WRITTEN TASK | Copy the lines below word for word, starting at the line that contains "y-tick-label: 2.0 <box>38 112 54 125</box>" and ending at the line that contains "x-tick-label: 0.6 <box>234 280 250 292</box>", including both of those lines.

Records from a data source
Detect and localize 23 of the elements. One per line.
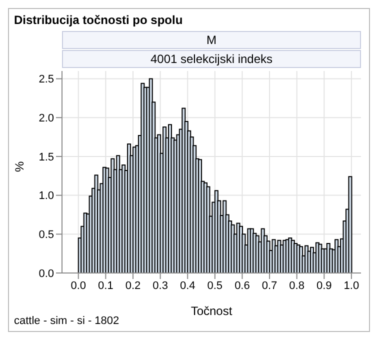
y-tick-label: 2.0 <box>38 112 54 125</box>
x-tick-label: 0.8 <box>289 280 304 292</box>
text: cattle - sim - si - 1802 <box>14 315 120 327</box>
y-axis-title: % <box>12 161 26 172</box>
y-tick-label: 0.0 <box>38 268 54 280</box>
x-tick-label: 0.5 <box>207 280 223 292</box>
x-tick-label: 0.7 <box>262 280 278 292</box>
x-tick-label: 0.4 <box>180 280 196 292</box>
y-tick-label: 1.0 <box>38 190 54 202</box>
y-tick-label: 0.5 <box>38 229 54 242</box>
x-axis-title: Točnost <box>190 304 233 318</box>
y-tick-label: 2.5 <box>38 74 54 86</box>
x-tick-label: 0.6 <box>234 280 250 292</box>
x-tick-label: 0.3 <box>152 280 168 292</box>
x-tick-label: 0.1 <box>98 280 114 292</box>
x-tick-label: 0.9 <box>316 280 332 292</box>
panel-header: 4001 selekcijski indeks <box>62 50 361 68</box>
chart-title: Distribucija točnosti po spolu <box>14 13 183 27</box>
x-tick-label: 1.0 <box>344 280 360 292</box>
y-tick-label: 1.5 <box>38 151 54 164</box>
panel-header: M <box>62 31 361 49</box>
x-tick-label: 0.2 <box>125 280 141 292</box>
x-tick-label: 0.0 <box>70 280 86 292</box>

ANSWER TO THE PROBLEM |
y-tick-label: 2.0 <box>38 112 54 125</box>
x-tick-label: 0.8 <box>289 280 304 292</box>
text: cattle - sim - si - 1802 <box>14 315 120 327</box>
y-axis-title: % <box>12 161 26 172</box>
y-tick-label: 0.0 <box>38 268 54 280</box>
x-tick-label: 0.5 <box>207 280 223 292</box>
x-tick-label: 0.7 <box>262 280 278 292</box>
x-tick-label: 0.4 <box>180 280 196 292</box>
y-tick-label: 1.0 <box>38 190 54 202</box>
y-tick-label: 0.5 <box>38 229 54 242</box>
x-axis-title: Točnost <box>190 304 233 318</box>
y-tick-label: 2.5 <box>38 74 54 86</box>
x-tick-label: 0.6 <box>234 280 250 292</box>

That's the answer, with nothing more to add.